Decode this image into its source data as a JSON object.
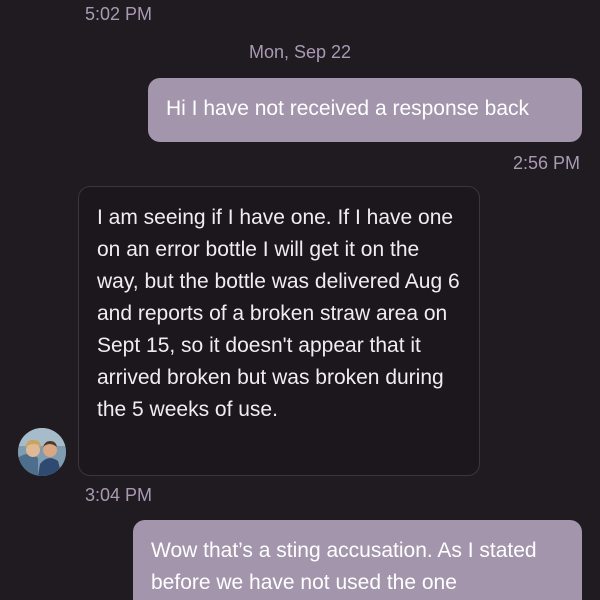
{
  "thread": {
    "top_timestamp": "5:02 PM",
    "date_separator": "Mon, Sep 22",
    "messages": [
      {
        "direction": "outgoing",
        "text": "Hi I have not received a response back",
        "time": "2:56 PM"
      },
      {
        "direction": "incoming",
        "text": "I am seeing if I have one.  If I have one on an error bottle I will get it on the way, but the bottle was delivered Aug 6 and reports of a broken straw area on Sept 15, so it doesn't appear that it arrived broken but was broken during the 5 weeks of use.",
        "time": "3:04 PM",
        "avatar_icon": "agent-avatar"
      },
      {
        "direction": "outgoing",
        "text": "Wow that’s a sting accusation. As I stated before we have not used the one"
      }
    ]
  },
  "colors": {
    "background": "#1f1b20",
    "outgoing_bubble": "#a396ac",
    "incoming_bubble": "#1b171c",
    "timestamp": "#a99ab3"
  }
}
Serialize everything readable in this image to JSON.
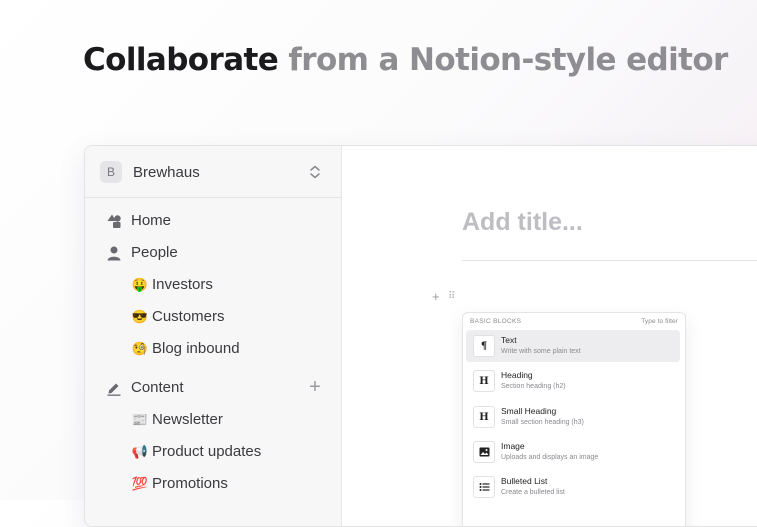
{
  "headline": {
    "strong": "Collaborate",
    "muted": "from a Notion-style editor"
  },
  "workspace": {
    "initial": "B",
    "name": "Brewhaus"
  },
  "sidebar": {
    "items": [
      {
        "label": "Home",
        "icon": "home-icon",
        "level": 0
      },
      {
        "label": "People",
        "icon": "person-icon",
        "level": 0
      },
      {
        "label": "Investors",
        "icon": "🤑",
        "level": 1
      },
      {
        "label": "Customers",
        "icon": "😎",
        "level": 1
      },
      {
        "label": "Blog inbound",
        "icon": "🧐",
        "level": 1
      },
      {
        "label": "Content",
        "icon": "pencil-icon",
        "level": 0,
        "add": "+"
      },
      {
        "label": "Newsletter",
        "icon": "📰",
        "level": 1
      },
      {
        "label": "Product updates",
        "icon": "📢",
        "level": 1
      },
      {
        "label": "Promotions",
        "icon": "💯",
        "level": 1
      }
    ]
  },
  "editor": {
    "title_placeholder": "Add title...",
    "block_add": "+",
    "block_drag": "⠿"
  },
  "block_menu": {
    "section": "BASIC BLOCKS",
    "filter_hint": "Type to filter",
    "items": [
      {
        "icon": "¶",
        "title": "Text",
        "description": "Write with some plain text",
        "active": true
      },
      {
        "icon": "H",
        "title": "Heading",
        "description": "Section heading (h2)"
      },
      {
        "icon": "H",
        "title": "Small Heading",
        "description": "Small section heading (h3)"
      },
      {
        "icon": "image-icon",
        "title": "Image",
        "description": "Uploads and displays an image"
      },
      {
        "icon": "list-icon",
        "title": "Bulleted List",
        "description": "Create a bulleted list"
      }
    ]
  }
}
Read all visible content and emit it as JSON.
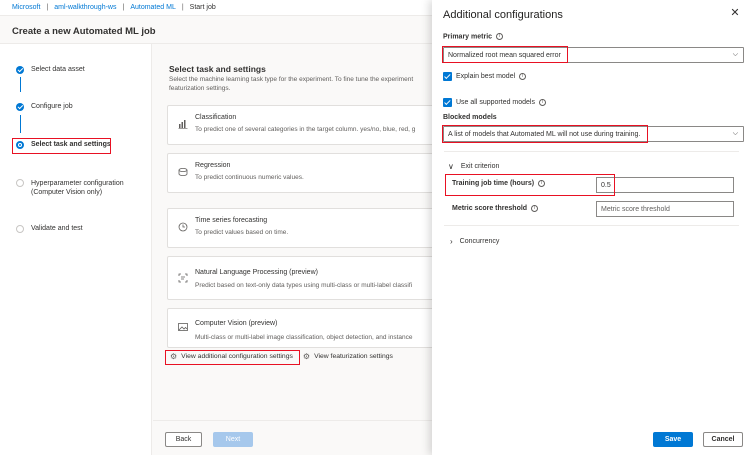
{
  "breadcrumb": [
    "Microsoft",
    "aml-walkthrough-ws",
    "Automated ML",
    "Start job"
  ],
  "page_title": "Create a new Automated ML job",
  "steps": [
    {
      "label": "Select data asset",
      "state": "done"
    },
    {
      "label": "Configure job",
      "state": "done"
    },
    {
      "label": "Select task and settings",
      "state": "current"
    },
    {
      "label": "Hyperparameter configuration",
      "label2": "(Computer Vision only)",
      "state": "todo"
    },
    {
      "label": "Validate and test",
      "state": "todo"
    }
  ],
  "main": {
    "heading": "Select task and settings",
    "intro_line1": "Select the machine learning task type for the experiment. To fine tune the experiment",
    "intro_line2": "featurization settings.",
    "cards": [
      {
        "title": "Classification",
        "desc": "To predict one of several categories in the target column. yes/no, blue, red, g",
        "icon": "bar-chart-icon"
      },
      {
        "title": "Regression",
        "desc": "To predict continuous numeric values.",
        "icon": "stack-icon"
      },
      {
        "title": "Time series forecasting",
        "desc": "To predict values based on time.",
        "icon": "clock-icon"
      },
      {
        "title": "Natural Language Processing (preview)",
        "desc": "Predict based on text-only data types using multi-class or multi-label classifi",
        "icon": "text-scan-icon"
      },
      {
        "title": "Computer Vision (preview)",
        "desc": "Multi-class or multi-label image classification, object detection, and instance",
        "icon": "image-icon"
      }
    ],
    "link_additional": "View additional configuration settings",
    "link_featurization": "View featurization settings",
    "back_label": "Back",
    "next_label": "Next"
  },
  "panel": {
    "title": "Additional configurations",
    "primary_metric_label": "Primary metric",
    "primary_metric_value": "Normalized root mean squared error",
    "explain_best_model": "Explain best model",
    "use_all_models": "Use all supported models",
    "blocked_models_label": "Blocked models",
    "blocked_models_placeholder": "A list of models that Automated ML will not use during training.",
    "exit_criterion": "Exit criterion",
    "training_time_label": "Training job time (hours)",
    "training_time_value": "0.5",
    "metric_threshold_label": "Metric score threshold",
    "metric_threshold_placeholder": "Metric score threshold",
    "concurrency": "Concurrency",
    "save_label": "Save",
    "cancel_label": "Cancel"
  },
  "colors": {
    "accent": "#0078d4",
    "highlight": "#e81123",
    "next_disabled": "#a6c8ec"
  }
}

● **WHAT YOU ARE ASKED TO DO**: Your answer should be a single number: how many lines in the data above include "will"?

● **SOLVED PROBLEM**: 2